— start of Extracted information —
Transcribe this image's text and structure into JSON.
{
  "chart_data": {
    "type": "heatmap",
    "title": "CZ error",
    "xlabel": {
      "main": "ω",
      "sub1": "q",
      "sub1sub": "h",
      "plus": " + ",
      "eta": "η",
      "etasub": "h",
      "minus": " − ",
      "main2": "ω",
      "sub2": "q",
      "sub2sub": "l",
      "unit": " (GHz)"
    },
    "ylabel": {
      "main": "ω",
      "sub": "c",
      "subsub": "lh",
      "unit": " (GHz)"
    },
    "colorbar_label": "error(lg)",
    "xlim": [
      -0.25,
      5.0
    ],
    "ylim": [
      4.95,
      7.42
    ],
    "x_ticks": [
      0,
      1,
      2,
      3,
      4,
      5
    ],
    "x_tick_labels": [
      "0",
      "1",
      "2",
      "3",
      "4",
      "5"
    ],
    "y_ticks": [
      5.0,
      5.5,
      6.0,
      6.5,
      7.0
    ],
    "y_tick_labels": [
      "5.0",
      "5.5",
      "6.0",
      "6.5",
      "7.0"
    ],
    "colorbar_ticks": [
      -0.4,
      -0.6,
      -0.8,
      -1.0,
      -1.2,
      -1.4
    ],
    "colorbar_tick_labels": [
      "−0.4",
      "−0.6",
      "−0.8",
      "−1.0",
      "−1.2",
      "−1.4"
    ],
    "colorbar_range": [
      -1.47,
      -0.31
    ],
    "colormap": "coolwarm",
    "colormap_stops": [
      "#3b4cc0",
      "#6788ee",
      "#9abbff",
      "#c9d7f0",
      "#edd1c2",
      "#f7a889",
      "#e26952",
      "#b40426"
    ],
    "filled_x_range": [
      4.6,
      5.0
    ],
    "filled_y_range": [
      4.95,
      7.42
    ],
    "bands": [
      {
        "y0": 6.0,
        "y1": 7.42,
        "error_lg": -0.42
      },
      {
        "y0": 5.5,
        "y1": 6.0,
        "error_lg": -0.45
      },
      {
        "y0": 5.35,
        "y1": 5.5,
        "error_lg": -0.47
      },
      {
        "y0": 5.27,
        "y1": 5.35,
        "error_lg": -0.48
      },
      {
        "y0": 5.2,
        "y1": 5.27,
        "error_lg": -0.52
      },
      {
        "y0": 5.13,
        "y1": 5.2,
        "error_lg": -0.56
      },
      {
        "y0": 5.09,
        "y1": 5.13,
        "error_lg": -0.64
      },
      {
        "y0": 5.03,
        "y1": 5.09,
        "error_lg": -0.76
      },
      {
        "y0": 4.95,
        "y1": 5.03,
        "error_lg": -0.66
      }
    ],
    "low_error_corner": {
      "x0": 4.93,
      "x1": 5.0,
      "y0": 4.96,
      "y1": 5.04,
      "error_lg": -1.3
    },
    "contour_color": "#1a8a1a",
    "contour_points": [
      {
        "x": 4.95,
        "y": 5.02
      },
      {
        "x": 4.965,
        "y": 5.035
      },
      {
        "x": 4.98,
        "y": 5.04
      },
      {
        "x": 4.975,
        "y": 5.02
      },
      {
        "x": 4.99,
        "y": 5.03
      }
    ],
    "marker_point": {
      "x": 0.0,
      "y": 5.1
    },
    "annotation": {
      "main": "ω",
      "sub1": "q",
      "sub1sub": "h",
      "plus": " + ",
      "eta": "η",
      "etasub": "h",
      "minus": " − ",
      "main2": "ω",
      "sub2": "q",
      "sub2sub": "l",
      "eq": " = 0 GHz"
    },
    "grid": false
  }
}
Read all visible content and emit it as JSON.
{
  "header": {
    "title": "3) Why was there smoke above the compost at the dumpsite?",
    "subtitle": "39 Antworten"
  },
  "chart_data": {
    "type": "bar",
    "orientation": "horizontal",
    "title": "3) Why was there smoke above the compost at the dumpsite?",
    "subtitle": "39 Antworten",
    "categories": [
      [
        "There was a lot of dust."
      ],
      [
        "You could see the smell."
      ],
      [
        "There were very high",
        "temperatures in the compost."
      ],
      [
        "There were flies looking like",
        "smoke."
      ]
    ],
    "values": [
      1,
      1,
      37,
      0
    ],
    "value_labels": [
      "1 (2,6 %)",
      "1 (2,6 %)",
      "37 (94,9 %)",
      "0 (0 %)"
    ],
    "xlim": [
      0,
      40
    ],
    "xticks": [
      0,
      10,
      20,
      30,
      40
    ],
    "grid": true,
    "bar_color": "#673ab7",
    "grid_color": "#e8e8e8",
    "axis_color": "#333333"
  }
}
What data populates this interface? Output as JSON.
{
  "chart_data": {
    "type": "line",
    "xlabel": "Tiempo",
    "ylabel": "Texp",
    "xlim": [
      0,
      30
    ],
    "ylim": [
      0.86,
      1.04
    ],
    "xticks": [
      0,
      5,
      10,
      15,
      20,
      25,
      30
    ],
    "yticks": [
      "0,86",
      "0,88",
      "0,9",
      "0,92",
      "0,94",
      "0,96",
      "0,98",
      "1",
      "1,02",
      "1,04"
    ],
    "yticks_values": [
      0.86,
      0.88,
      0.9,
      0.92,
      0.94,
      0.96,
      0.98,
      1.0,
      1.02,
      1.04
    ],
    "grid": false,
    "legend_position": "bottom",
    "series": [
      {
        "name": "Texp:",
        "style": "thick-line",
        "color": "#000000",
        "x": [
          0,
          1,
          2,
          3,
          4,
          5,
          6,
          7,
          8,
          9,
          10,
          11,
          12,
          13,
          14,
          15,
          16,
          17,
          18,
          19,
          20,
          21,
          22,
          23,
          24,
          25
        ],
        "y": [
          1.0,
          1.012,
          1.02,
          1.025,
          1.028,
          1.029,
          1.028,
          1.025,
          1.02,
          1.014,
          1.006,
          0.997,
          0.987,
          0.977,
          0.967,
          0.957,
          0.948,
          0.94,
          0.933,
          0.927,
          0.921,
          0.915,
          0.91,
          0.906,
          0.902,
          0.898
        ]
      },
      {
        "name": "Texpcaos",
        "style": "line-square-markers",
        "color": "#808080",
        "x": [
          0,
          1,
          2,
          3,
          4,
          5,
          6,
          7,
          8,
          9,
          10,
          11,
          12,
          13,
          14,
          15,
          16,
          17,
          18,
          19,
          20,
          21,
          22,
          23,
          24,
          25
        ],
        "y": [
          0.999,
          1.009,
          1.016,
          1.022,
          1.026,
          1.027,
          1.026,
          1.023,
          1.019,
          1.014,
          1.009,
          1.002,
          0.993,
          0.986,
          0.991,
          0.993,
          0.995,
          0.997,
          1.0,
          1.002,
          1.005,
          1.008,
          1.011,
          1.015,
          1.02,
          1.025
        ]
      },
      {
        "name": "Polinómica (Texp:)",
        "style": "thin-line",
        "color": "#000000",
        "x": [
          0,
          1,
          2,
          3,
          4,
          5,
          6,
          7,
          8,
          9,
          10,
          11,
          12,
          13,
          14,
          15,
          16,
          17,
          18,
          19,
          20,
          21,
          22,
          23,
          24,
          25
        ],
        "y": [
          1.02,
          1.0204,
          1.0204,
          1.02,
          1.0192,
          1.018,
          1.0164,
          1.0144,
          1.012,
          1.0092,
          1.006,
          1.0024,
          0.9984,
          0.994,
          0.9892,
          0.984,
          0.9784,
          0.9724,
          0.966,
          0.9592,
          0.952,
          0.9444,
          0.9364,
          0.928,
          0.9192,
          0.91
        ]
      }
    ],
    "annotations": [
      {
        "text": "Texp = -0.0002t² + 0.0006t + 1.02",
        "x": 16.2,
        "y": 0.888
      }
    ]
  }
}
— end of Extracted information —
**The exercise**
Above are the records; copy all of them exactly.

**Answer to this task**
Transcribe this image's text and structure into JSON.
{
  "chart_data": {
    "type": "heatmap",
    "title": "CZ error",
    "xlabel": {
      "main": "ω",
      "sub1": "q",
      "sub1sub": "h",
      "plus": " + ",
      "eta": "η",
      "etasub": "h",
      "minus": " − ",
      "main2": "ω",
      "sub2": "q",
      "sub2sub": "l",
      "unit": " (GHz)"
    },
    "ylabel": {
      "main": "ω",
      "sub": "c",
      "subsub": "lh",
      "unit": " (GHz)"
    },
    "colorbar_label": "error(lg)",
    "xlim": [
      -0.25,
      5.0
    ],
    "ylim": [
      4.95,
      7.42
    ],
    "x_ticks": [
      0,
      1,
      2,
      3,
      4,
      5
    ],
    "x_tick_labels": [
      "0",
      "1",
      "2",
      "3",
      "4",
      "5"
    ],
    "y_ticks": [
      5.0,
      5.5,
      6.0,
      6.5,
      7.0
    ],
    "y_tick_labels": [
      "5.0",
      "5.5",
      "6.0",
      "6.5",
      "7.0"
    ],
    "colorbar_ticks": [
      -0.4,
      -0.6,
      -0.8,
      -1.0,
      -1.2,
      -1.4
    ],
    "colorbar_tick_labels": [
      "−0.4",
      "−0.6",
      "−0.8",
      "−1.0",
      "−1.2",
      "−1.4"
    ],
    "colorbar_range": [
      -1.47,
      -0.31
    ],
    "colormap": "coolwarm",
    "colormap_stops": [
      "#3b4cc0",
      "#6788ee",
      "#9abbff",
      "#c9d7f0",
      "#edd1c2",
      "#f7a889",
      "#e26952",
      "#b40426"
    ],
    "filled_x_range": [
      4.6,
      5.0
    ],
    "filled_y_range": [
      4.95,
      7.42
    ],
    "bands": [
      {
        "y0": 6.0,
        "y1": 7.42,
        "error_lg": -0.42
      },
      {
        "y0": 5.5,
        "y1": 6.0,
        "error_lg": -0.45
      },
      {
        "y0": 5.35,
        "y1": 5.5,
        "error_lg": -0.47
      },
      {
        "y0": 5.27,
        "y1": 5.35,
        "error_lg": -0.48
      },
      {
        "y0": 5.2,
        "y1": 5.27,
        "error_lg": -0.52
      },
      {
        "y0": 5.13,
        "y1": 5.2,
        "error_lg": -0.56
      },
      {
        "y0": 5.09,
        "y1": 5.13,
        "error_lg": -0.64
      },
      {
        "y0": 5.03,
        "y1": 5.09,
        "error_lg": -0.76
      },
      {
        "y0": 4.95,
        "y1": 5.03,
        "error_lg": -0.66
      }
    ],
    "low_error_corner": {
      "x0": 4.93,
      "x1": 5.0,
      "y0": 4.96,
      "y1": 5.04,
      "error_lg": -1.3
    },
    "contour_color": "#1a8a1a",
    "contour_points": [
      {
        "x": 4.95,
        "y": 5.02
      },
      {
        "x": 4.965,
        "y": 5.035
      },
      {
        "x": 4.98,
        "y": 5.04
      },
      {
        "x": 4.975,
        "y": 5.02
      },
      {
        "x": 4.99,
        "y": 5.03
      }
    ],
    "marker_point": {
      "x": 0.0,
      "y": 5.1
    },
    "annotation": {
      "main": "ω",
      "sub1": "q",
      "sub1sub": "h",
      "plus": " + ",
      "eta": "η",
      "etasub": "h",
      "minus": " − ",
      "main2": "ω",
      "sub2": "q",
      "sub2sub": "l",
      "eq": " = 0 GHz"
    },
    "grid": false
  }
}
Read all visible content and emit it as JSON.
{
  "header": {
    "title": "3) Why was there smoke above the compost at the dumpsite?",
    "subtitle": "39 Antworten"
  },
  "chart_data": {
    "type": "bar",
    "orientation": "horizontal",
    "title": "3) Why was there smoke above the compost at the dumpsite?",
    "subtitle": "39 Antworten",
    "categories": [
      [
        "There was a lot of dust."
      ],
      [
        "You could see the smell."
      ],
      [
        "There were very high",
        "temperatures in the compost."
      ],
      [
        "There were flies looking like",
        "smoke."
      ]
    ],
    "values": [
      1,
      1,
      37,
      0
    ],
    "value_labels": [
      "1 (2,6 %)",
      "1 (2,6 %)",
      "37 (94,9 %)",
      "0 (0 %)"
    ],
    "xlim": [
      0,
      40
    ],
    "xticks": [
      0,
      10,
      20,
      30,
      40
    ],
    "grid": true,
    "bar_color": "#673ab7",
    "grid_color": "#e8e8e8",
    "axis_color": "#333333"
  }
}
What data populates this interface? Output as JSON.
{
  "chart_data": {
    "type": "line",
    "xlabel": "Tiempo",
    "ylabel": "Texp",
    "xlim": [
      0,
      30
    ],
    "ylim": [
      0.86,
      1.04
    ],
    "xticks": [
      0,
      5,
      10,
      15,
      20,
      25,
      30
    ],
    "yticks": [
      "0,86",
      "0,88",
      "0,9",
      "0,92",
      "0,94",
      "0,96",
      "0,98",
      "1",
      "1,02",
      "1,04"
    ],
    "yticks_values": [
      0.86,
      0.88,
      0.9,
      0.92,
      0.94,
      0.96,
      0.98,
      1.0,
      1.02,
      1.04
    ],
    "grid": false,
    "legend_position": "bottom",
    "series": [
      {
        "name": "Texp:",
        "style": "thick-line",
        "color": "#000000",
        "x": [
          0,
          1,
          2,
          3,
          4,
          5,
          6,
          7,
          8,
          9,
          10,
          11,
          12,
          13,
          14,
          15,
          16,
          17,
          18,
          19,
          20,
          21,
          22,
          23,
          24,
          25
        ],
        "y": [
          1.0,
          1.012,
          1.02,
          1.025,
          1.028,
          1.029,
          1.028,
          1.025,
          1.02,
          1.014,
          1.006,
          0.997,
          0.987,
          0.977,
          0.967,
          0.957,
          0.948,
          0.94,
          0.933,
          0.927,
          0.921,
          0.915,
          0.91,
          0.906,
          0.902,
          0.898
        ]
      },
      {
        "name": "Texpcaos",
        "style": "line-square-markers",
        "color": "#808080",
        "x": [
          0,
          1,
          2,
          3,
          4,
          5,
          6,
          7,
          8,
          9,
          10,
          11,
          12,
          13,
          14,
          15,
          16,
          17,
          18,
          19,
          20,
          21,
          22,
          23,
          24,
          25
        ],
        "y": [
          0.999,
          1.009,
          1.016,
          1.022,
          1.026,
          1.027,
          1.026,
          1.023,
          1.019,
          1.014,
          1.009,
          1.002,
          0.993,
          0.986,
          0.991,
          0.993,
          0.995,
          0.997,
          1.0,
          1.002,
          1.005,
          1.008,
          1.011,
          1.015,
          1.02,
          1.025
        ]
      },
      {
        "name": "Polinómica (Texp:)",
        "style": "thin-line",
        "color": "#000000",
        "x": [
          0,
          1,
          2,
          3,
          4,
          5,
          6,
          7,
          8,
          9,
          10,
          11,
          12,
          13,
          14,
          15,
          16,
          17,
          18,
          19,
          20,
          21,
          22,
          23,
          24,
          25
        ],
        "y": [
          1.02,
          1.0204,
          1.0204,
          1.02,
          1.0192,
          1.018,
          1.0164,
          1.0144,
          1.012,
          1.0092,
          1.006,
          1.0024,
          0.9984,
          0.994,
          0.9892,
          0.984,
          0.9784,
          0.9724,
          0.966,
          0.9592,
          0.952,
          0.9444,
          0.9364,
          0.928,
          0.9192,
          0.91
        ]
      }
    ],
    "annotations": [
      {
        "text": "Texp = -0.0002t² + 0.0006t + 1.02",
        "x": 16.2,
        "y": 0.888
      }
    ]
  }
}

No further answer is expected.